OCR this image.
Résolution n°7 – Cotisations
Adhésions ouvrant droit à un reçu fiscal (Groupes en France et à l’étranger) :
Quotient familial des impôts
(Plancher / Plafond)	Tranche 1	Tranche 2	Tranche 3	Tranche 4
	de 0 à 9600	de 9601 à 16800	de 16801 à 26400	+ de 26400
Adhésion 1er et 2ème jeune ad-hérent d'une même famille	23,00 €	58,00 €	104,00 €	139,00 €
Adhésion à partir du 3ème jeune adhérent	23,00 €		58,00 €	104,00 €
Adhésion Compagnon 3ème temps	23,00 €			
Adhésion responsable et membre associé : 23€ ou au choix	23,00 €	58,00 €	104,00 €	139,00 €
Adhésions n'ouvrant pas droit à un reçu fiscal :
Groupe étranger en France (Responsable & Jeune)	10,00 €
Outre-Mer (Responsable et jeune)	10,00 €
----------------
Search the lines for "étranger". Copy each line that has it.

Adhésions ouvrant droit à un reçu fiscal (Groupes en France et à l’étranger) :
Groupe étranger en France (Responsable & Jeune)	10,00 €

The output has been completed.